▶ Records provided
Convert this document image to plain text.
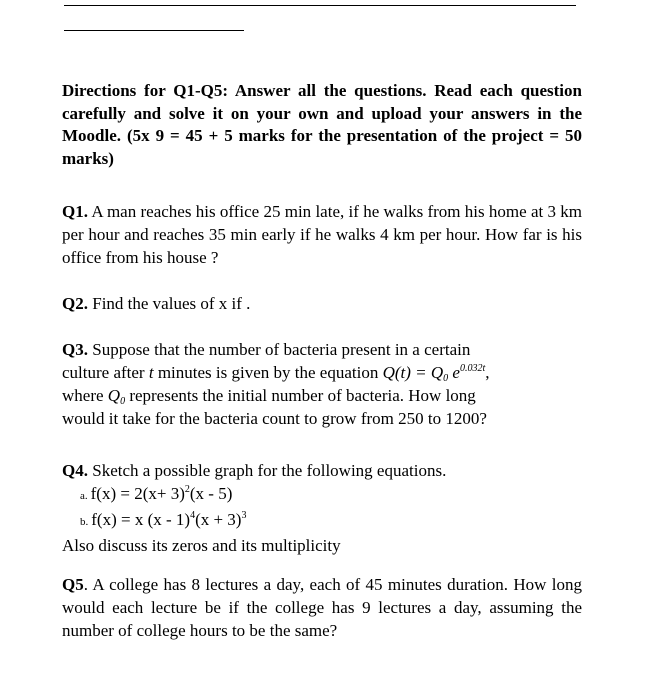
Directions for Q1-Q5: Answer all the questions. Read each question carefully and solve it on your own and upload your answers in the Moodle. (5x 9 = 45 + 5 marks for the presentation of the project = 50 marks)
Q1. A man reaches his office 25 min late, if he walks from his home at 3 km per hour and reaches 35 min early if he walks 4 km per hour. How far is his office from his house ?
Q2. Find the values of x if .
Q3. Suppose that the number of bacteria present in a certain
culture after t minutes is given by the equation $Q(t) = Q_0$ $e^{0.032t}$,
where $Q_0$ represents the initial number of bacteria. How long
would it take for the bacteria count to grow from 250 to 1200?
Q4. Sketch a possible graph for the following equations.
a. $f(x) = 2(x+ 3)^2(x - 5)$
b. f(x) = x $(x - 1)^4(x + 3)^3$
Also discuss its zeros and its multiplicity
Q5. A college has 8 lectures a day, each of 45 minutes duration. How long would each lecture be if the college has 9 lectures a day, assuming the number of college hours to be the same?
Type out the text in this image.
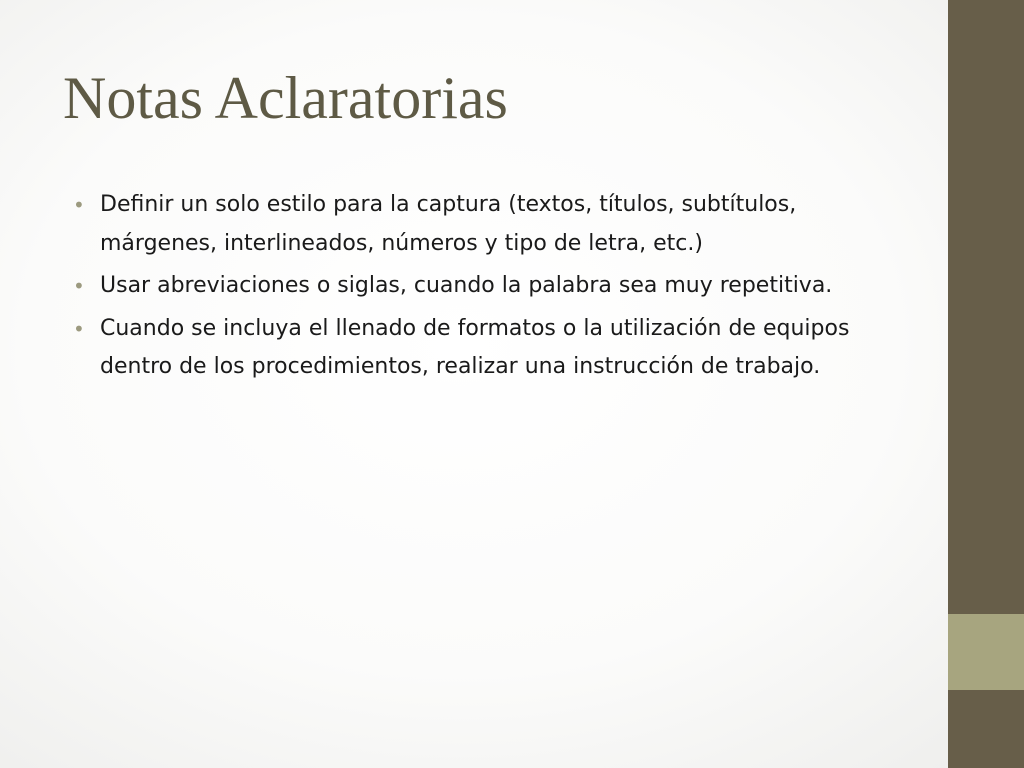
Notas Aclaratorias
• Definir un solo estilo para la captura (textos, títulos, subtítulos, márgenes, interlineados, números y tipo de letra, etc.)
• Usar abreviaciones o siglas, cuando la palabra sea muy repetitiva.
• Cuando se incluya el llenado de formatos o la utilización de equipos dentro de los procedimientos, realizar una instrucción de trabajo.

▶ What this task involves
Omit the pictures and reproduce the records above exactly.

▶ Exercise solution
Convert this document image to plain text.
Directions for Q1-Q5: Answer all the questions. Read each question carefully and solve it on your own and upload your answers in the Moodle. (5x 9 = 45 + 5 marks for the presentation of the project = 50 marks)
Q1. A man reaches his office 25 min late, if he walks from his home at 3 km per hour and reaches 35 min early if he walks 4 km per hour. How far is his office from his house ?
Q2. Find the values of x if .
Q3. Suppose that the number of bacteria present in a certain
culture after t minutes is given by the equation $Q(t) = Q_0$ $e^{0.032t}$,
where $Q_0$ represents the initial number of bacteria. How long
would it take for the bacteria count to grow from 250 to 1200?
Q4. Sketch a possible graph for the following equations.
a. $f(x) = 2(x+ 3)^2(x - 5)$
b. f(x) = x $(x - 1)^4(x + 3)^3$
Also discuss its zeros and its multiplicity
Q5. A college has 8 lectures a day, each of 45 minutes duration. How long would each lecture be if the college has 9 lectures a day, assuming the number of college hours to be the same?
Type out the text in this image.
Notas Aclaratorias
• Definir un solo estilo para la captura (textos, títulos, subtítulos, márgenes, interlineados, números y tipo de letra, etc.)
• Usar abreviaciones o siglas, cuando la palabra sea muy repetitiva.
• Cuando se incluya el llenado de formatos o la utilización de equipos dentro de los procedimientos, realizar una instrucción de trabajo.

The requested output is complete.